Exercise directions
Take all the material and copy it exactly.
— START OF Task data —
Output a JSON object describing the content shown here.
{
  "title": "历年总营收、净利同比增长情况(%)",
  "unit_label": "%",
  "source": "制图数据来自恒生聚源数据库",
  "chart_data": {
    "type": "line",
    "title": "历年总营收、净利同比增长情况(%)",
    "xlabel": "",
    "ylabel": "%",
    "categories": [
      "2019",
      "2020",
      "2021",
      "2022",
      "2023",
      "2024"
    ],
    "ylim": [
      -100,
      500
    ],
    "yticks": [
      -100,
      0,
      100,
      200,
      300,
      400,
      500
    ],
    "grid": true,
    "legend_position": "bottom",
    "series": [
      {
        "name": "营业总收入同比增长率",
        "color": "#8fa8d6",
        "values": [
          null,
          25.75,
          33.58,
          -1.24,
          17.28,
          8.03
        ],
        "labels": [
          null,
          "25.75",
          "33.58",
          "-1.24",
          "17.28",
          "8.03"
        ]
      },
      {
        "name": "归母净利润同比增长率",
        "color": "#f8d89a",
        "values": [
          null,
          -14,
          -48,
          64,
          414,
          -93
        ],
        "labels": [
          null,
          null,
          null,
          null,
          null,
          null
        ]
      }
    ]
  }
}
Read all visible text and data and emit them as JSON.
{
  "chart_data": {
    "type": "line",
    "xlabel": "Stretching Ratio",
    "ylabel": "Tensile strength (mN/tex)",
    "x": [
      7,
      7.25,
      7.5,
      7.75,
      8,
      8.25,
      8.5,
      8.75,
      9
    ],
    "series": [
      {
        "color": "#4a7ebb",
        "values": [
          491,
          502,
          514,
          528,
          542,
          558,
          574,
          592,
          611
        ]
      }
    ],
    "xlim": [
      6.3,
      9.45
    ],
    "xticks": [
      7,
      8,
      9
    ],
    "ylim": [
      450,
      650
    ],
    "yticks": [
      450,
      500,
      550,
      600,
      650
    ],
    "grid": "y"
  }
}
— END OF Task data —
Result
Output a JSON object describing the content shown here.
{
  "title": "历年总营收、净利同比增长情况(%)",
  "unit_label": "%",
  "source": "制图数据来自恒生聚源数据库",
  "chart_data": {
    "type": "line",
    "title": "历年总营收、净利同比增长情况(%)",
    "xlabel": "",
    "ylabel": "%",
    "categories": [
      "2019",
      "2020",
      "2021",
      "2022",
      "2023",
      "2024"
    ],
    "ylim": [
      -100,
      500
    ],
    "yticks": [
      -100,
      0,
      100,
      200,
      300,
      400,
      500
    ],
    "grid": true,
    "legend_position": "bottom",
    "series": [
      {
        "name": "营业总收入同比增长率",
        "color": "#8fa8d6",
        "values": [
          null,
          25.75,
          33.58,
          -1.24,
          17.28,
          8.03
        ],
        "labels": [
          null,
          "25.75",
          "33.58",
          "-1.24",
          "17.28",
          "8.03"
        ]
      },
      {
        "name": "归母净利润同比增长率",
        "color": "#f8d89a",
        "values": [
          null,
          -14,
          -48,
          64,
          414,
          -93
        ],
        "labels": [
          null,
          null,
          null,
          null,
          null,
          null
        ]
      }
    ]
  }
}
Read all visible text and data and emit them as JSON.
{
  "chart_data": {
    "type": "line",
    "xlabel": "Stretching Ratio",
    "ylabel": "Tensile strength (mN/tex)",
    "x": [
      7,
      7.25,
      7.5,
      7.75,
      8,
      8.25,
      8.5,
      8.75,
      9
    ],
    "series": [
      {
        "color": "#4a7ebb",
        "values": [
          491,
          502,
          514,
          528,
          542,
          558,
          574,
          592,
          611
        ]
      }
    ],
    "xlim": [
      6.3,
      9.45
    ],
    "xticks": [
      7,
      8,
      9
    ],
    "ylim": [
      450,
      650
    ],
    "yticks": [
      450,
      500,
      550,
      600,
      650
    ],
    "grid": "y"
  }
}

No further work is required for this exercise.